-- Data in this exercise --
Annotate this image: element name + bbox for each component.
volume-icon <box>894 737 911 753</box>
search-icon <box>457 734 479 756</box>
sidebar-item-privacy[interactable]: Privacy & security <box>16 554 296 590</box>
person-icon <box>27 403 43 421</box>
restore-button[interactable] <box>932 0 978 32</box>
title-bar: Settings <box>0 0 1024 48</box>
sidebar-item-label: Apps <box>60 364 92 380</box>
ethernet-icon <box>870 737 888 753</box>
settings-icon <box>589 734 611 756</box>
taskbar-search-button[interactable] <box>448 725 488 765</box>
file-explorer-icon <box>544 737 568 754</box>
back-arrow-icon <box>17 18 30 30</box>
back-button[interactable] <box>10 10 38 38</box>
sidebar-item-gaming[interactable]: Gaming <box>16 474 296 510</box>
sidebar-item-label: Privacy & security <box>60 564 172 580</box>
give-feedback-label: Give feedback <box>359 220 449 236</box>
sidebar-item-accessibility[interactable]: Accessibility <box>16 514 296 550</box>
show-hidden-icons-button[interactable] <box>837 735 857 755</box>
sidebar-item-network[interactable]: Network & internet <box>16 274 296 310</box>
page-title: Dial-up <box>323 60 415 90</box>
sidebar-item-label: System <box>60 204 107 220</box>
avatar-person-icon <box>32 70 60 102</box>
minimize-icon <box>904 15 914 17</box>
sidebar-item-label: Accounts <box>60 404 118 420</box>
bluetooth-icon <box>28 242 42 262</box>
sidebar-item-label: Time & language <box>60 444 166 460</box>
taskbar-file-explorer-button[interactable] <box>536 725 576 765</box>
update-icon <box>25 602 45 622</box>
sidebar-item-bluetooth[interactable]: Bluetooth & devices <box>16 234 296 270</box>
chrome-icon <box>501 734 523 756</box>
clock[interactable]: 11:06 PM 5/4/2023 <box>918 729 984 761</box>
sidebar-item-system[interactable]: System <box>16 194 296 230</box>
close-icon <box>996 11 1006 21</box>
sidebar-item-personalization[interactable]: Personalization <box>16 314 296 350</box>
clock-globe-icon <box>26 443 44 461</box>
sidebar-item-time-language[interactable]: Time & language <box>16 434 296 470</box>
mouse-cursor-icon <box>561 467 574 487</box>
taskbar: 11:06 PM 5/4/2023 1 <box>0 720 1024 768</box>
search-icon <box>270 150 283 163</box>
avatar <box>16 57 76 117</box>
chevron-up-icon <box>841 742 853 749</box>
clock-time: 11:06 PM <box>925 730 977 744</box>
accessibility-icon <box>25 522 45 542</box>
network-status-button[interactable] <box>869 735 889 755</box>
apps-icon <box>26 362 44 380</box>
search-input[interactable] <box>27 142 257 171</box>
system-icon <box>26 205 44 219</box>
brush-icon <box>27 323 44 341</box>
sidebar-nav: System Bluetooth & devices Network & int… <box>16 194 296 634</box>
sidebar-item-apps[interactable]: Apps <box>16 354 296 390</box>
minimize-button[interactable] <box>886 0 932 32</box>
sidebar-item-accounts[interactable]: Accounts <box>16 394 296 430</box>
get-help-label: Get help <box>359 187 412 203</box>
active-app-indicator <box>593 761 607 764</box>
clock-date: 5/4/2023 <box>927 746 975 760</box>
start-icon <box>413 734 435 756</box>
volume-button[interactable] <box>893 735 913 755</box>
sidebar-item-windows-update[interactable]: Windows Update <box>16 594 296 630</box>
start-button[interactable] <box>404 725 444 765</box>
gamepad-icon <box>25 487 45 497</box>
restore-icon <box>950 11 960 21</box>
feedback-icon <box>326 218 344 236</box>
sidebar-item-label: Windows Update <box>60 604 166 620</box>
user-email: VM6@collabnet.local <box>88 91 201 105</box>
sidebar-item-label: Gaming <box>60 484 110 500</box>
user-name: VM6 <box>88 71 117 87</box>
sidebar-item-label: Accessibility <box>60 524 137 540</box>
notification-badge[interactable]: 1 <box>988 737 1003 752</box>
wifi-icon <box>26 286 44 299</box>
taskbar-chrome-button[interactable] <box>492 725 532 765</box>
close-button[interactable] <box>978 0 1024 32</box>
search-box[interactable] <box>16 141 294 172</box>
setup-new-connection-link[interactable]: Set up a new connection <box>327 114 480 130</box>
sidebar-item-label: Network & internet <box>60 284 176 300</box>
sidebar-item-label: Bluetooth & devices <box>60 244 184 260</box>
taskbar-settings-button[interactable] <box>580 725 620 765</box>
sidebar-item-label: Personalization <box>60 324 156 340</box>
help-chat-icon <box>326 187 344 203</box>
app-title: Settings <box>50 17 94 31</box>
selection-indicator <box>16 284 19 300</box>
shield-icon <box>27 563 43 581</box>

-- What is required --
Copy every line of the data above without changing any of them.

-- Result for this exercise --
Annotate this image: element name + bbox for each component.
volume-icon <box>894 737 911 753</box>
search-icon <box>457 734 479 756</box>
sidebar-item-privacy[interactable]: Privacy & security <box>16 554 296 590</box>
person-icon <box>27 403 43 421</box>
restore-button[interactable] <box>932 0 978 32</box>
title-bar: Settings <box>0 0 1024 48</box>
sidebar-item-label: Apps <box>60 364 92 380</box>
ethernet-icon <box>870 737 888 753</box>
settings-icon <box>589 734 611 756</box>
taskbar-search-button[interactable] <box>448 725 488 765</box>
file-explorer-icon <box>544 737 568 754</box>
back-arrow-icon <box>17 18 30 30</box>
back-button[interactable] <box>10 10 38 38</box>
sidebar-item-gaming[interactable]: Gaming <box>16 474 296 510</box>
sidebar-item-label: Privacy & security <box>60 564 172 580</box>
give-feedback-label: Give feedback <box>359 220 449 236</box>
sidebar-item-accessibility[interactable]: Accessibility <box>16 514 296 550</box>
show-hidden-icons-button[interactable] <box>837 735 857 755</box>
sidebar-item-network[interactable]: Network & internet <box>16 274 296 310</box>
page-title: Dial-up <box>323 60 415 90</box>
sidebar-item-label: System <box>60 204 107 220</box>
avatar-person-icon <box>32 70 60 102</box>
minimize-icon <box>904 15 914 17</box>
sidebar-item-label: Accounts <box>60 404 118 420</box>
bluetooth-icon <box>28 242 42 262</box>
sidebar-item-label: Time & language <box>60 444 166 460</box>
taskbar-file-explorer-button[interactable] <box>536 725 576 765</box>
update-icon <box>25 602 45 622</box>
sidebar-item-bluetooth[interactable]: Bluetooth & devices <box>16 234 296 270</box>
chrome-icon <box>501 734 523 756</box>
clock[interactable]: 11:06 PM 5/4/2023 <box>918 729 984 761</box>
sidebar-item-system[interactable]: System <box>16 194 296 230</box>
close-icon <box>996 11 1006 21</box>
sidebar-item-personalization[interactable]: Personalization <box>16 314 296 350</box>
clock-globe-icon <box>26 443 44 461</box>
sidebar-item-time-language[interactable]: Time & language <box>16 434 296 470</box>
mouse-cursor-icon <box>561 467 574 487</box>
taskbar: 11:06 PM 5/4/2023 1 <box>0 720 1024 768</box>
search-icon <box>270 150 283 163</box>
avatar <box>16 57 76 117</box>
chevron-up-icon <box>841 742 853 749</box>
clock-time: 11:06 PM <box>925 730 977 744</box>
accessibility-icon <box>25 522 45 542</box>
network-status-button[interactable] <box>869 735 889 755</box>
apps-icon <box>26 362 44 380</box>
search-input[interactable] <box>27 142 257 171</box>
system-icon <box>26 205 44 219</box>
brush-icon <box>27 323 44 341</box>
sidebar-nav: System Bluetooth & devices Network & int… <box>16 194 296 634</box>
sidebar-item-apps[interactable]: Apps <box>16 354 296 390</box>
minimize-button[interactable] <box>886 0 932 32</box>
sidebar-item-accounts[interactable]: Accounts <box>16 394 296 430</box>
get-help-label: Get help <box>359 187 412 203</box>
active-app-indicator <box>593 761 607 764</box>
clock-date: 5/4/2023 <box>927 746 975 760</box>
start-icon <box>413 734 435 756</box>
volume-button[interactable] <box>893 735 913 755</box>
sidebar-item-windows-update[interactable]: Windows Update <box>16 594 296 630</box>
start-button[interactable] <box>404 725 444 765</box>
gamepad-icon <box>25 487 45 497</box>
restore-icon <box>950 11 960 21</box>
feedback-icon <box>326 218 344 236</box>
sidebar-item-label: Windows Update <box>60 604 166 620</box>
user-email: VM6@collabnet.local <box>88 91 201 105</box>
sidebar-item-label: Gaming <box>60 484 110 500</box>
user-name: VM6 <box>88 71 117 87</box>
sidebar-item-label: Accessibility <box>60 524 137 540</box>
notification-badge[interactable]: 1 <box>988 737 1003 752</box>
wifi-icon <box>26 286 44 299</box>
taskbar-chrome-button[interactable] <box>492 725 532 765</box>
close-button[interactable] <box>978 0 1024 32</box>
search-box[interactable] <box>16 141 294 172</box>
setup-new-connection-link[interactable]: Set up a new connection <box>327 114 480 130</box>
sidebar-item-label: Network & internet <box>60 284 176 300</box>
sidebar-item-label: Bluetooth & devices <box>60 244 184 260</box>
taskbar-settings-button[interactable] <box>580 725 620 765</box>
sidebar-item-label: Personalization <box>60 324 156 340</box>
help-chat-icon <box>326 187 344 203</box>
app-title: Settings <box>50 17 94 31</box>
selection-indicator <box>16 284 19 300</box>
shield-icon <box>27 563 43 581</box>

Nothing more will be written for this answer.